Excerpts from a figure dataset
----------
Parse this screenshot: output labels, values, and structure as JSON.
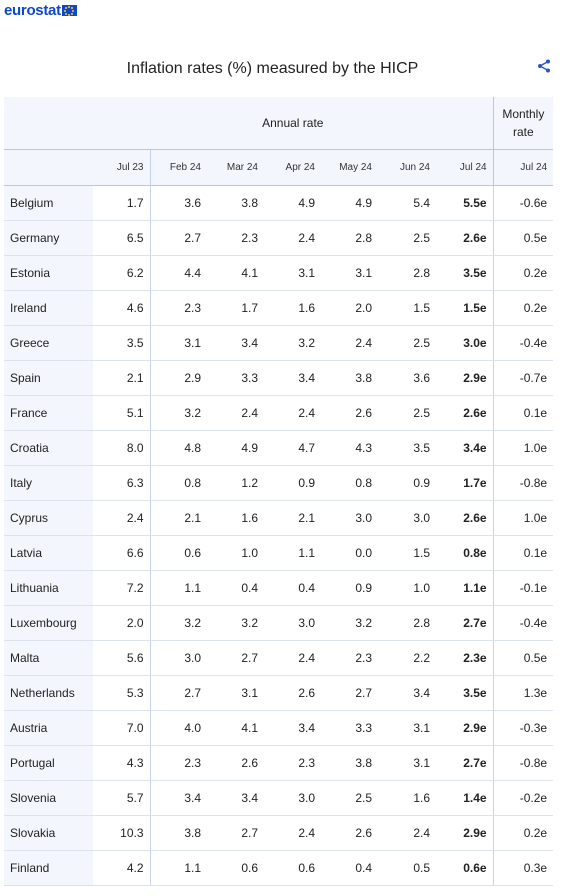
{
  "logo": {
    "text": "eurostat"
  },
  "chart_data": {
    "type": "table",
    "title": "Inflation rates (%) measured by the HICP",
    "group_headers": {
      "annual": "Annual rate",
      "monthly": "Monthly rate"
    },
    "columns": [
      "Jul 23",
      "Feb 24",
      "Mar 24",
      "Apr 24",
      "May 24",
      "Jun 24",
      "Jul 24",
      "Jul 24"
    ],
    "rows": [
      {
        "country": "Belgium",
        "values": [
          "1.7",
          "3.6",
          "3.8",
          "4.9",
          "4.9",
          "5.4",
          "5.5e",
          "-0.6e"
        ]
      },
      {
        "country": "Germany",
        "values": [
          "6.5",
          "2.7",
          "2.3",
          "2.4",
          "2.8",
          "2.5",
          "2.6e",
          "0.5e"
        ]
      },
      {
        "country": "Estonia",
        "values": [
          "6.2",
          "4.4",
          "4.1",
          "3.1",
          "3.1",
          "2.8",
          "3.5e",
          "0.2e"
        ]
      },
      {
        "country": "Ireland",
        "values": [
          "4.6",
          "2.3",
          "1.7",
          "1.6",
          "2.0",
          "1.5",
          "1.5e",
          "0.2e"
        ]
      },
      {
        "country": "Greece",
        "values": [
          "3.5",
          "3.1",
          "3.4",
          "3.2",
          "2.4",
          "2.5",
          "3.0e",
          "-0.4e"
        ]
      },
      {
        "country": "Spain",
        "values": [
          "2.1",
          "2.9",
          "3.3",
          "3.4",
          "3.8",
          "3.6",
          "2.9e",
          "-0.7e"
        ]
      },
      {
        "country": "France",
        "values": [
          "5.1",
          "3.2",
          "2.4",
          "2.4",
          "2.6",
          "2.5",
          "2.6e",
          "0.1e"
        ]
      },
      {
        "country": "Croatia",
        "values": [
          "8.0",
          "4.8",
          "4.9",
          "4.7",
          "4.3",
          "3.5",
          "3.4e",
          "1.0e"
        ]
      },
      {
        "country": "Italy",
        "values": [
          "6.3",
          "0.8",
          "1.2",
          "0.9",
          "0.8",
          "0.9",
          "1.7e",
          "-0.8e"
        ]
      },
      {
        "country": "Cyprus",
        "values": [
          "2.4",
          "2.1",
          "1.6",
          "2.1",
          "3.0",
          "3.0",
          "2.6e",
          "1.0e"
        ]
      },
      {
        "country": "Latvia",
        "values": [
          "6.6",
          "0.6",
          "1.0",
          "1.1",
          "0.0",
          "1.5",
          "0.8e",
          "0.1e"
        ]
      },
      {
        "country": "Lithuania",
        "values": [
          "7.2",
          "1.1",
          "0.4",
          "0.4",
          "0.9",
          "1.0",
          "1.1e",
          "-0.1e"
        ]
      },
      {
        "country": "Luxembourg",
        "values": [
          "2.0",
          "3.2",
          "3.2",
          "3.0",
          "3.2",
          "2.8",
          "2.7e",
          "-0.4e"
        ]
      },
      {
        "country": "Malta",
        "values": [
          "5.6",
          "3.0",
          "2.7",
          "2.4",
          "2.3",
          "2.2",
          "2.3e",
          "0.5e"
        ]
      },
      {
        "country": "Netherlands",
        "values": [
          "5.3",
          "2.7",
          "3.1",
          "2.6",
          "2.7",
          "3.4",
          "3.5e",
          "1.3e"
        ]
      },
      {
        "country": "Austria",
        "values": [
          "7.0",
          "4.0",
          "4.1",
          "3.4",
          "3.3",
          "3.1",
          "2.9e",
          "-0.3e"
        ]
      },
      {
        "country": "Portugal",
        "values": [
          "4.3",
          "2.3",
          "2.6",
          "2.3",
          "3.8",
          "3.1",
          "2.7e",
          "-0.8e"
        ]
      },
      {
        "country": "Slovenia",
        "values": [
          "5.7",
          "3.4",
          "3.4",
          "3.0",
          "2.5",
          "1.6",
          "1.4e",
          "-0.2e"
        ]
      },
      {
        "country": "Slovakia",
        "values": [
          "10.3",
          "3.8",
          "2.7",
          "2.4",
          "2.6",
          "2.4",
          "2.9e",
          "0.2e"
        ]
      },
      {
        "country": "Finland",
        "values": [
          "4.2",
          "1.1",
          "0.6",
          "0.6",
          "0.4",
          "0.5",
          "0.6e",
          "0.3e"
        ]
      }
    ]
  },
  "colors": {
    "brand": "#0e47cb",
    "header_bg": "#f3f6fc",
    "share": "#2a55c6"
  },
  "icons": {
    "share": "share-icon"
  }
}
----------
Transcribe the material exactly, leaving every picture out.

-- Final result --
Parse this screenshot: output labels, values, and structure as JSON.
{
  "logo": {
    "text": "eurostat"
  },
  "chart_data": {
    "type": "table",
    "title": "Inflation rates (%) measured by the HICP",
    "group_headers": {
      "annual": "Annual rate",
      "monthly": "Monthly rate"
    },
    "columns": [
      "Jul 23",
      "Feb 24",
      "Mar 24",
      "Apr 24",
      "May 24",
      "Jun 24",
      "Jul 24",
      "Jul 24"
    ],
    "rows": [
      {
        "country": "Belgium",
        "values": [
          "1.7",
          "3.6",
          "3.8",
          "4.9",
          "4.9",
          "5.4",
          "5.5e",
          "-0.6e"
        ]
      },
      {
        "country": "Germany",
        "values": [
          "6.5",
          "2.7",
          "2.3",
          "2.4",
          "2.8",
          "2.5",
          "2.6e",
          "0.5e"
        ]
      },
      {
        "country": "Estonia",
        "values": [
          "6.2",
          "4.4",
          "4.1",
          "3.1",
          "3.1",
          "2.8",
          "3.5e",
          "0.2e"
        ]
      },
      {
        "country": "Ireland",
        "values": [
          "4.6",
          "2.3",
          "1.7",
          "1.6",
          "2.0",
          "1.5",
          "1.5e",
          "0.2e"
        ]
      },
      {
        "country": "Greece",
        "values": [
          "3.5",
          "3.1",
          "3.4",
          "3.2",
          "2.4",
          "2.5",
          "3.0e",
          "-0.4e"
        ]
      },
      {
        "country": "Spain",
        "values": [
          "2.1",
          "2.9",
          "3.3",
          "3.4",
          "3.8",
          "3.6",
          "2.9e",
          "-0.7e"
        ]
      },
      {
        "country": "France",
        "values": [
          "5.1",
          "3.2",
          "2.4",
          "2.4",
          "2.6",
          "2.5",
          "2.6e",
          "0.1e"
        ]
      },
      {
        "country": "Croatia",
        "values": [
          "8.0",
          "4.8",
          "4.9",
          "4.7",
          "4.3",
          "3.5",
          "3.4e",
          "1.0e"
        ]
      },
      {
        "country": "Italy",
        "values": [
          "6.3",
          "0.8",
          "1.2",
          "0.9",
          "0.8",
          "0.9",
          "1.7e",
          "-0.8e"
        ]
      },
      {
        "country": "Cyprus",
        "values": [
          "2.4",
          "2.1",
          "1.6",
          "2.1",
          "3.0",
          "3.0",
          "2.6e",
          "1.0e"
        ]
      },
      {
        "country": "Latvia",
        "values": [
          "6.6",
          "0.6",
          "1.0",
          "1.1",
          "0.0",
          "1.5",
          "0.8e",
          "0.1e"
        ]
      },
      {
        "country": "Lithuania",
        "values": [
          "7.2",
          "1.1",
          "0.4",
          "0.4",
          "0.9",
          "1.0",
          "1.1e",
          "-0.1e"
        ]
      },
      {
        "country": "Luxembourg",
        "values": [
          "2.0",
          "3.2",
          "3.2",
          "3.0",
          "3.2",
          "2.8",
          "2.7e",
          "-0.4e"
        ]
      },
      {
        "country": "Malta",
        "values": [
          "5.6",
          "3.0",
          "2.7",
          "2.4",
          "2.3",
          "2.2",
          "2.3e",
          "0.5e"
        ]
      },
      {
        "country": "Netherlands",
        "values": [
          "5.3",
          "2.7",
          "3.1",
          "2.6",
          "2.7",
          "3.4",
          "3.5e",
          "1.3e"
        ]
      },
      {
        "country": "Austria",
        "values": [
          "7.0",
          "4.0",
          "4.1",
          "3.4",
          "3.3",
          "3.1",
          "2.9e",
          "-0.3e"
        ]
      },
      {
        "country": "Portugal",
        "values": [
          "4.3",
          "2.3",
          "2.6",
          "2.3",
          "3.8",
          "3.1",
          "2.7e",
          "-0.8e"
        ]
      },
      {
        "country": "Slovenia",
        "values": [
          "5.7",
          "3.4",
          "3.4",
          "3.0",
          "2.5",
          "1.6",
          "1.4e",
          "-0.2e"
        ]
      },
      {
        "country": "Slovakia",
        "values": [
          "10.3",
          "3.8",
          "2.7",
          "2.4",
          "2.6",
          "2.4",
          "2.9e",
          "0.2e"
        ]
      },
      {
        "country": "Finland",
        "values": [
          "4.2",
          "1.1",
          "0.6",
          "0.6",
          "0.4",
          "0.5",
          "0.6e",
          "0.3e"
        ]
      }
    ]
  },
  "colors": {
    "brand": "#0e47cb",
    "header_bg": "#f3f6fc",
    "share": "#2a55c6"
  },
  "icons": {
    "share": "share-icon"
  }
}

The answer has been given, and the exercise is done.